* [Record set]
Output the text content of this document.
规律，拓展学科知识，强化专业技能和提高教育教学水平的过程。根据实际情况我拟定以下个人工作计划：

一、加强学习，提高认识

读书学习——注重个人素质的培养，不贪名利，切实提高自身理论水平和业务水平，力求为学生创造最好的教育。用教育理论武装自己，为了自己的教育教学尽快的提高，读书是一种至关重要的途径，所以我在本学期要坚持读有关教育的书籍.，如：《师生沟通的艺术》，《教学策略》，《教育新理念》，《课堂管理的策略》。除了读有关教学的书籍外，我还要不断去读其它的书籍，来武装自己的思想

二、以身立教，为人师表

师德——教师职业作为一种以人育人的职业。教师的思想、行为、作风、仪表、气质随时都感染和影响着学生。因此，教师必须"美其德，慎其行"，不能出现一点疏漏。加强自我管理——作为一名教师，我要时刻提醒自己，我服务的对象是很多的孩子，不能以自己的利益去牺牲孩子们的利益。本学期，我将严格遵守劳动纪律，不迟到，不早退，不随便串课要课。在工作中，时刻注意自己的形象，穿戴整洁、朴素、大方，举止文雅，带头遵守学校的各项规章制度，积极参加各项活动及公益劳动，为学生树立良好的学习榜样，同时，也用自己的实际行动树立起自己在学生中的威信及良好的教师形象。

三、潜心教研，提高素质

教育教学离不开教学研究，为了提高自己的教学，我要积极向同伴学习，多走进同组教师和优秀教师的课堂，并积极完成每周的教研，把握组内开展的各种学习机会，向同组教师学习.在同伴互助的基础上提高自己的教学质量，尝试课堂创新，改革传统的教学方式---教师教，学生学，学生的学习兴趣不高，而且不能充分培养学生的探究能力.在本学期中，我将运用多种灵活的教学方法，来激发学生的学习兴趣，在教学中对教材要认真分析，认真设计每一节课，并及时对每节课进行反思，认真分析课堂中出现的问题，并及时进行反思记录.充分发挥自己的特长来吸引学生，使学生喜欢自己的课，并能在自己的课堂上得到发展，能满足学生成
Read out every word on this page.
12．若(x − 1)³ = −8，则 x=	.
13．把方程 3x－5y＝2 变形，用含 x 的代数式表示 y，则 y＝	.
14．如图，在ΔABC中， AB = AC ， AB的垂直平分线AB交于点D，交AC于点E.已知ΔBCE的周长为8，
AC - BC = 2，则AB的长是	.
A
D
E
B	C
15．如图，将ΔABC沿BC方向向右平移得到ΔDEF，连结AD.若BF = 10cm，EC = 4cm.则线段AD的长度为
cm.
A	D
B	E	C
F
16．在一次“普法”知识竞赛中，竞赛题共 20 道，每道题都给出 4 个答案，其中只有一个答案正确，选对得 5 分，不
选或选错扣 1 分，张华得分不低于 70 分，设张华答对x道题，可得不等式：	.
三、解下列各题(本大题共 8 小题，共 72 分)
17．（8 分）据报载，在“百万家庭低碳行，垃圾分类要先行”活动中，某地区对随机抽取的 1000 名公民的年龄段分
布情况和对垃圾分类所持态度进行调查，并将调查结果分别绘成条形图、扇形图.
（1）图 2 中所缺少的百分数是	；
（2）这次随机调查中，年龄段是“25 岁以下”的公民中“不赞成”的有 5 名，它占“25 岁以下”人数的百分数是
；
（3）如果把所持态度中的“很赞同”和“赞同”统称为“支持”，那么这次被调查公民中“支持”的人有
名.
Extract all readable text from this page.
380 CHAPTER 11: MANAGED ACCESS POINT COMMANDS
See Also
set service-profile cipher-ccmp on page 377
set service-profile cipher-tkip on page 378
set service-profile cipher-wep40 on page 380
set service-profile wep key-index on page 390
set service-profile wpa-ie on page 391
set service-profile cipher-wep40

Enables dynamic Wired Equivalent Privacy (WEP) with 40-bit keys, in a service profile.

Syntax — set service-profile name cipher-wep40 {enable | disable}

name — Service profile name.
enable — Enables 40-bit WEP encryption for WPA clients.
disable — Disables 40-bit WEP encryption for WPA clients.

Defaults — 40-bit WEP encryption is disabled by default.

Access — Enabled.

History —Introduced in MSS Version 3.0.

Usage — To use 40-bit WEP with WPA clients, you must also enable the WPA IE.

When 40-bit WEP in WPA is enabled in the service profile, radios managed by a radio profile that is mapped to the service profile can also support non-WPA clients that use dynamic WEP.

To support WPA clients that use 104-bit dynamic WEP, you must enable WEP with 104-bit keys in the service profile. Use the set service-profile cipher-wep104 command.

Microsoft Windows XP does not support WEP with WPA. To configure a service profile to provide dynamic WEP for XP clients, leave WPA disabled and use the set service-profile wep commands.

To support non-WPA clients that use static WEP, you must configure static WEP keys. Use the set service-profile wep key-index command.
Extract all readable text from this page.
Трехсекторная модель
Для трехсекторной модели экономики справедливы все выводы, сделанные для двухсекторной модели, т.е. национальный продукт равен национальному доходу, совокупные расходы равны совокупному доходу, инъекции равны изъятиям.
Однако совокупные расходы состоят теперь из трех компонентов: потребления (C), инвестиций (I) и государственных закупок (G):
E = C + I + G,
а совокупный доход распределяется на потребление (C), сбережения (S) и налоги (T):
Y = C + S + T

* [Set task]
Emit the records above again, exactly, with no line skipped.

* [Complete answer]
Output the text content of this document.
规律，拓展学科知识，强化专业技能和提高教育教学水平的过程。根据实际情况我拟定以下个人工作计划：

一、加强学习，提高认识

读书学习——注重个人素质的培养，不贪名利，切实提高自身理论水平和业务水平，力求为学生创造最好的教育。用教育理论武装自己，为了自己的教育教学尽快的提高，读书是一种至关重要的途径，所以我在本学期要坚持读有关教育的书籍.，如：《师生沟通的艺术》，《教学策略》，《教育新理念》，《课堂管理的策略》。除了读有关教学的书籍外，我还要不断去读其它的书籍，来武装自己的思想

二、以身立教，为人师表

师德——教师职业作为一种以人育人的职业。教师的思想、行为、作风、仪表、气质随时都感染和影响着学生。因此，教师必须"美其德，慎其行"，不能出现一点疏漏。加强自我管理——作为一名教师，我要时刻提醒自己，我服务的对象是很多的孩子，不能以自己的利益去牺牲孩子们的利益。本学期，我将严格遵守劳动纪律，不迟到，不早退，不随便串课要课。在工作中，时刻注意自己的形象，穿戴整洁、朴素、大方，举止文雅，带头遵守学校的各项规章制度，积极参加各项活动及公益劳动，为学生树立良好的学习榜样，同时，也用自己的实际行动树立起自己在学生中的威信及良好的教师形象。

三、潜心教研，提高素质

教育教学离不开教学研究，为了提高自己的教学，我要积极向同伴学习，多走进同组教师和优秀教师的课堂，并积极完成每周的教研，把握组内开展的各种学习机会，向同组教师学习.在同伴互助的基础上提高自己的教学质量，尝试课堂创新，改革传统的教学方式---教师教，学生学，学生的学习兴趣不高，而且不能充分培养学生的探究能力.在本学期中，我将运用多种灵活的教学方法，来激发学生的学习兴趣，在教学中对教材要认真分析，认真设计每一节课，并及时对每节课进行反思，认真分析课堂中出现的问题，并及时进行反思记录.充分发挥自己的特长来吸引学生，使学生喜欢自己的课，并能在自己的课堂上得到发展，能满足学生成
Read out every word on this page.
12．若(x − 1)³ = −8，则 x=	.
13．把方程 3x－5y＝2 变形，用含 x 的代数式表示 y，则 y＝	.
14．如图，在ΔABC中， AB = AC ， AB的垂直平分线AB交于点D，交AC于点E.已知ΔBCE的周长为8，
AC - BC = 2，则AB的长是	.
A
D
E
B	C
15．如图，将ΔABC沿BC方向向右平移得到ΔDEF，连结AD.若BF = 10cm，EC = 4cm.则线段AD的长度为
cm.
A	D
B	E	C
F
16．在一次“普法”知识竞赛中，竞赛题共 20 道，每道题都给出 4 个答案，其中只有一个答案正确，选对得 5 分，不
选或选错扣 1 分，张华得分不低于 70 分，设张华答对x道题，可得不等式：	.
三、解下列各题(本大题共 8 小题，共 72 分)
17．（8 分）据报载，在“百万家庭低碳行，垃圾分类要先行”活动中，某地区对随机抽取的 1000 名公民的年龄段分
布情况和对垃圾分类所持态度进行调查，并将调查结果分别绘成条形图、扇形图.
（1）图 2 中所缺少的百分数是	；
（2）这次随机调查中，年龄段是“25 岁以下”的公民中“不赞成”的有 5 名，它占“25 岁以下”人数的百分数是
；
（3）如果把所持态度中的“很赞同”和“赞同”统称为“支持”，那么这次被调查公民中“支持”的人有
名.
Extract all readable text from this page.
380 CHAPTER 11: MANAGED ACCESS POINT COMMANDS
See Also
set service-profile cipher-ccmp on page 377
set service-profile cipher-tkip on page 378
set service-profile cipher-wep40 on page 380
set service-profile wep key-index on page 390
set service-profile wpa-ie on page 391
set service-profile cipher-wep40

Enables dynamic Wired Equivalent Privacy (WEP) with 40-bit keys, in a service profile.

Syntax — set service-profile name cipher-wep40 {enable | disable}

name — Service profile name.
enable — Enables 40-bit WEP encryption for WPA clients.
disable — Disables 40-bit WEP encryption for WPA clients.

Defaults — 40-bit WEP encryption is disabled by default.

Access — Enabled.

History —Introduced in MSS Version 3.0.

Usage — To use 40-bit WEP with WPA clients, you must also enable the WPA IE.

When 40-bit WEP in WPA is enabled in the service profile, radios managed by a radio profile that is mapped to the service profile can also support non-WPA clients that use dynamic WEP.

To support WPA clients that use 104-bit dynamic WEP, you must enable WEP with 104-bit keys in the service profile. Use the set service-profile cipher-wep104 command.

Microsoft Windows XP does not support WEP with WPA. To configure a service profile to provide dynamic WEP for XP clients, leave WPA disabled and use the set service-profile wep commands.

To support non-WPA clients that use static WEP, you must configure static WEP keys. Use the set service-profile wep key-index command.
Extract all readable text from this page.
Трехсекторная модель
Для трехсекторной модели экономики справедливы все выводы, сделанные для двухсекторной модели, т.е. национальный продукт равен национальному доходу, совокупные расходы равны совокупному доходу, инъекции равны изъятиям.
Однако совокупные расходы состоят теперь из трех компонентов: потребления (C), инвестиций (I) и государственных закупок (G):
E = C + I + G,
а совокупный доход распределяется на потребление (C), сбережения (S) и налоги (T):
Y = C + S + T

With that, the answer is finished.